## Start ENTRIES SUPPLIED

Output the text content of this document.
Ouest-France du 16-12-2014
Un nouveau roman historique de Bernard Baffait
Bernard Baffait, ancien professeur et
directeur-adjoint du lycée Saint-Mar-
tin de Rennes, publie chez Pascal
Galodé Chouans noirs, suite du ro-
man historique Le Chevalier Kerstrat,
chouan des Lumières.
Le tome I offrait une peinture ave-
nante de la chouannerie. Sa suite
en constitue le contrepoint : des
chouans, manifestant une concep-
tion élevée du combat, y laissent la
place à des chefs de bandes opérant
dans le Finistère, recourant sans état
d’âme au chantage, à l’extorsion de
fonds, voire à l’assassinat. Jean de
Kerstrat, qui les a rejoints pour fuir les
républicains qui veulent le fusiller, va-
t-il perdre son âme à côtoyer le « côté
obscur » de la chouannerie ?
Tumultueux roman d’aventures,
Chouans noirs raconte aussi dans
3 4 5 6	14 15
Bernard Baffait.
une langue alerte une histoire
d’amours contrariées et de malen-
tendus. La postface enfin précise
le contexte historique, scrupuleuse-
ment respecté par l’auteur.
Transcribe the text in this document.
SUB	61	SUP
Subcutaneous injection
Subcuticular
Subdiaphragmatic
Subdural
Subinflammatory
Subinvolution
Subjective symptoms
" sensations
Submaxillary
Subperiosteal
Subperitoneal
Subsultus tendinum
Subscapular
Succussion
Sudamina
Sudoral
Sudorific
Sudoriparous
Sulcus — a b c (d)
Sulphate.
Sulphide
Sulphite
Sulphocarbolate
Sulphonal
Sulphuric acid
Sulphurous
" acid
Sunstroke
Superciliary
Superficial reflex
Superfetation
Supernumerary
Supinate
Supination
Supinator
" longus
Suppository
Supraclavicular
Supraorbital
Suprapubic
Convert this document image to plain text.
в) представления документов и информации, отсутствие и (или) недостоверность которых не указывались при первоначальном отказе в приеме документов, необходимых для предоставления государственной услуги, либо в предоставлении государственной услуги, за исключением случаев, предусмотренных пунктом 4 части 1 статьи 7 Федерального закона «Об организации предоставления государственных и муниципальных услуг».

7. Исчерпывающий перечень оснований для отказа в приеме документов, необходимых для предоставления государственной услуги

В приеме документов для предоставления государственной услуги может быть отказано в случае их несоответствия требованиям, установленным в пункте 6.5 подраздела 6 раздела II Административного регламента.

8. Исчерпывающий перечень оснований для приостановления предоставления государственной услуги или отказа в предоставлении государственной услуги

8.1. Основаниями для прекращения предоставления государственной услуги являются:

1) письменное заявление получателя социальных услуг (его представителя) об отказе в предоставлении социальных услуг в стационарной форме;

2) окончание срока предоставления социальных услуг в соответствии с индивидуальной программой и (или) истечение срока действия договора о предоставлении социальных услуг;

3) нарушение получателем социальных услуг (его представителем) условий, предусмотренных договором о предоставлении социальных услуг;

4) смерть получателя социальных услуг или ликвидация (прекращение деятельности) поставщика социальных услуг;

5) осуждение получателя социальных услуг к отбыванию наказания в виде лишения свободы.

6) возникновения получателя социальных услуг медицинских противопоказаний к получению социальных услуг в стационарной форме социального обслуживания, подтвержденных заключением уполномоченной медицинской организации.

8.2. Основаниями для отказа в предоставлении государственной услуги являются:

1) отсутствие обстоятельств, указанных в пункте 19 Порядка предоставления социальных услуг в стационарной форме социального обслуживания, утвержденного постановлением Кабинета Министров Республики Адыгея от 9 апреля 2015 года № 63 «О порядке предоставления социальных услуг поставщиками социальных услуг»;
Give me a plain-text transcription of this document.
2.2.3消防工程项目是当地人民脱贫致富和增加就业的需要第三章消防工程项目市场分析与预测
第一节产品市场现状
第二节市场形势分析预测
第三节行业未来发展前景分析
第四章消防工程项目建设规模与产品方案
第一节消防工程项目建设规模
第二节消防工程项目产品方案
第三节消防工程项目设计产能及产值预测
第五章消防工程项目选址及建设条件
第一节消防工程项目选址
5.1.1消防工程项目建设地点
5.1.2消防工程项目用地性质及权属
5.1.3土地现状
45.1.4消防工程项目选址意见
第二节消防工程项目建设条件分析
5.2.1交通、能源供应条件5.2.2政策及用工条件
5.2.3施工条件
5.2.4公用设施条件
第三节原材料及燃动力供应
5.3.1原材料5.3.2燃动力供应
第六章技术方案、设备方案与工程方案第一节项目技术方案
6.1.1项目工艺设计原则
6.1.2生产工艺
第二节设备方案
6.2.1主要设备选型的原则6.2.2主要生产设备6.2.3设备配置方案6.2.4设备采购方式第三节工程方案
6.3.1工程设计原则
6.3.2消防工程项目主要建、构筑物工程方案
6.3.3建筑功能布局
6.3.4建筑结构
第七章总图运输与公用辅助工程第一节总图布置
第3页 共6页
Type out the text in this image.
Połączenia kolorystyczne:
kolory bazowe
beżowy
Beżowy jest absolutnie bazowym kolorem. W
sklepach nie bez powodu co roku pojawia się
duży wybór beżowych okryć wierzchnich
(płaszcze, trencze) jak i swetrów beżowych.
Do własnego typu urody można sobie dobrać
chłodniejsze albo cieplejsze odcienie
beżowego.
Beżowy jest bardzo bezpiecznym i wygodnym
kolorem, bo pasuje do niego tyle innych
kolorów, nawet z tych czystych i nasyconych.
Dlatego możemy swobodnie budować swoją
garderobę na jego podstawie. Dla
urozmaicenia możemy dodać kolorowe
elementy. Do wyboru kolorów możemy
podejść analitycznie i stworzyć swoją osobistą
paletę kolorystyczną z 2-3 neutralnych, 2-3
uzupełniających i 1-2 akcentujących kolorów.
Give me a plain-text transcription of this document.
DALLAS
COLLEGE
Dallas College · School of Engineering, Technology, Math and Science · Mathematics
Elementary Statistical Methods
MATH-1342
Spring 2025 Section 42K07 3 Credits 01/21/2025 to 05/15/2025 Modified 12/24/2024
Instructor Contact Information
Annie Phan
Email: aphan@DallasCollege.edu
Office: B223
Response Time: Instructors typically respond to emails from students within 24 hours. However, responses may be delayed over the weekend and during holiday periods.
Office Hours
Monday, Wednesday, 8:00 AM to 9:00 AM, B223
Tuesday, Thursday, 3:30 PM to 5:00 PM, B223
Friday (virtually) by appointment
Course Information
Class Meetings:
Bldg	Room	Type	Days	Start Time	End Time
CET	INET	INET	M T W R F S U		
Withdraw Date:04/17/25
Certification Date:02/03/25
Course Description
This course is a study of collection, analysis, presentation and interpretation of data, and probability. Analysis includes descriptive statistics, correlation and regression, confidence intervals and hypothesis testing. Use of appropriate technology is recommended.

## End ENTRIES SUPPLIED

WRITTEN REQUEST: Copy the records above exactly as they appear.

WRITTEN SOLUTION:
Output the text content of this document.
Ouest-France du 16-12-2014
Un nouveau roman historique de Bernard Baffait
Bernard Baffait, ancien professeur et
directeur-adjoint du lycée Saint-Mar-
tin de Rennes, publie chez Pascal
Galodé Chouans noirs, suite du ro-
man historique Le Chevalier Kerstrat,
chouan des Lumières.
Le tome I offrait une peinture ave-
nante de la chouannerie. Sa suite
en constitue le contrepoint : des
chouans, manifestant une concep-
tion élevée du combat, y laissent la
place à des chefs de bandes opérant
dans le Finistère, recourant sans état
d’âme au chantage, à l’extorsion de
fonds, voire à l’assassinat. Jean de
Kerstrat, qui les a rejoints pour fuir les
républicains qui veulent le fusiller, va-
t-il perdre son âme à côtoyer le « côté
obscur » de la chouannerie ?
Tumultueux roman d’aventures,
Chouans noirs raconte aussi dans
3 4 5 6	14 15
Bernard Baffait.
une langue alerte une histoire
d’amours contrariées et de malen-
tendus. La postface enfin précise
le contexte historique, scrupuleuse-
ment respecté par l’auteur.
Transcribe the text in this document.
SUB	61	SUP
Subcutaneous injection
Subcuticular
Subdiaphragmatic
Subdural
Subinflammatory
Subinvolution
Subjective symptoms
" sensations
Submaxillary
Subperiosteal
Subperitoneal
Subsultus tendinum
Subscapular
Succussion
Sudamina
Sudoral
Sudorific
Sudoriparous
Sulcus — a b c (d)
Sulphate.
Sulphide
Sulphite
Sulphocarbolate
Sulphonal
Sulphuric acid
Sulphurous
" acid
Sunstroke
Superciliary
Superficial reflex
Superfetation
Supernumerary
Supinate
Supination
Supinator
" longus
Suppository
Supraclavicular
Supraorbital
Suprapubic
Convert this document image to plain text.
в) представления документов и информации, отсутствие и (или) недостоверность которых не указывались при первоначальном отказе в приеме документов, необходимых для предоставления государственной услуги, либо в предоставлении государственной услуги, за исключением случаев, предусмотренных пунктом 4 части 1 статьи 7 Федерального закона «Об организации предоставления государственных и муниципальных услуг».

7. Исчерпывающий перечень оснований для отказа в приеме документов, необходимых для предоставления государственной услуги

В приеме документов для предоставления государственной услуги может быть отказано в случае их несоответствия требованиям, установленным в пункте 6.5 подраздела 6 раздела II Административного регламента.

8. Исчерпывающий перечень оснований для приостановления предоставления государственной услуги или отказа в предоставлении государственной услуги

8.1. Основаниями для прекращения предоставления государственной услуги являются:

1) письменное заявление получателя социальных услуг (его представителя) об отказе в предоставлении социальных услуг в стационарной форме;

2) окончание срока предоставления социальных услуг в соответствии с индивидуальной программой и (или) истечение срока действия договора о предоставлении социальных услуг;

3) нарушение получателем социальных услуг (его представителем) условий, предусмотренных договором о предоставлении социальных услуг;

4) смерть получателя социальных услуг или ликвидация (прекращение деятельности) поставщика социальных услуг;

5) осуждение получателя социальных услуг к отбыванию наказания в виде лишения свободы.

6) возникновения получателя социальных услуг медицинских противопоказаний к получению социальных услуг в стационарной форме социального обслуживания, подтвержденных заключением уполномоченной медицинской организации.

8.2. Основаниями для отказа в предоставлении государственной услуги являются:

1) отсутствие обстоятельств, указанных в пункте 19 Порядка предоставления социальных услуг в стационарной форме социального обслуживания, утвержденного постановлением Кабинета Министров Республики Адыгея от 9 апреля 2015 года № 63 «О порядке предоставления социальных услуг поставщиками социальных услуг»;
Give me a plain-text transcription of this document.
2.2.3消防工程项目是当地人民脱贫致富和增加就业的需要第三章消防工程项目市场分析与预测
第一节产品市场现状
第二节市场形势分析预测
第三节行业未来发展前景分析
第四章消防工程项目建设规模与产品方案
第一节消防工程项目建设规模
第二节消防工程项目产品方案
第三节消防工程项目设计产能及产值预测
第五章消防工程项目选址及建设条件
第一节消防工程项目选址
5.1.1消防工程项目建设地点
5.1.2消防工程项目用地性质及权属
5.1.3土地现状
45.1.4消防工程项目选址意见
第二节消防工程项目建设条件分析
5.2.1交通、能源供应条件5.2.2政策及用工条件
5.2.3施工条件
5.2.4公用设施条件
第三节原材料及燃动力供应
5.3.1原材料5.3.2燃动力供应
第六章技术方案、设备方案与工程方案第一节项目技术方案
6.1.1项目工艺设计原则
6.1.2生产工艺
第二节设备方案
6.2.1主要设备选型的原则6.2.2主要生产设备6.2.3设备配置方案6.2.4设备采购方式第三节工程方案
6.3.1工程设计原则
6.3.2消防工程项目主要建、构筑物工程方案
6.3.3建筑功能布局
6.3.4建筑结构
第七章总图运输与公用辅助工程第一节总图布置
第3页 共6页
Type out the text in this image.
Połączenia kolorystyczne:
kolory bazowe
beżowy
Beżowy jest absolutnie bazowym kolorem. W
sklepach nie bez powodu co roku pojawia się
duży wybór beżowych okryć wierzchnich
(płaszcze, trencze) jak i swetrów beżowych.
Do własnego typu urody można sobie dobrać
chłodniejsze albo cieplejsze odcienie
beżowego.
Beżowy jest bardzo bezpiecznym i wygodnym
kolorem, bo pasuje do niego tyle innych
kolorów, nawet z tych czystych i nasyconych.
Dlatego możemy swobodnie budować swoją
garderobę na jego podstawie. Dla
urozmaicenia możemy dodać kolorowe
elementy. Do wyboru kolorów możemy
podejść analitycznie i stworzyć swoją osobistą
paletę kolorystyczną z 2-3 neutralnych, 2-3
uzupełniających i 1-2 akcentujących kolorów.
Give me a plain-text transcription of this document.
DALLAS
COLLEGE
Dallas College · School of Engineering, Technology, Math and Science · Mathematics
Elementary Statistical Methods
MATH-1342
Spring 2025 Section 42K07 3 Credits 01/21/2025 to 05/15/2025 Modified 12/24/2024
Instructor Contact Information
Annie Phan
Email: aphan@DallasCollege.edu
Office: B223
Response Time: Instructors typically respond to emails from students within 24 hours. However, responses may be delayed over the weekend and during holiday periods.
Office Hours
Monday, Wednesday, 8:00 AM to 9:00 AM, B223
Tuesday, Thursday, 3:30 PM to 5:00 PM, B223
Friday (virtually) by appointment
Course Information
Class Meetings:
Bldg	Room	Type	Days	Start Time	End Time
CET	INET	INET	M T W R F S U		
Withdraw Date:04/17/25
Certification Date:02/03/25
Course Description
This course is a study of collection, analysis, presentation and interpretation of data, and probability. Analysis includes descriptive statistics, correlation and regression, confidence intervals and hypothesis testing. Use of appropriate technology is recommended.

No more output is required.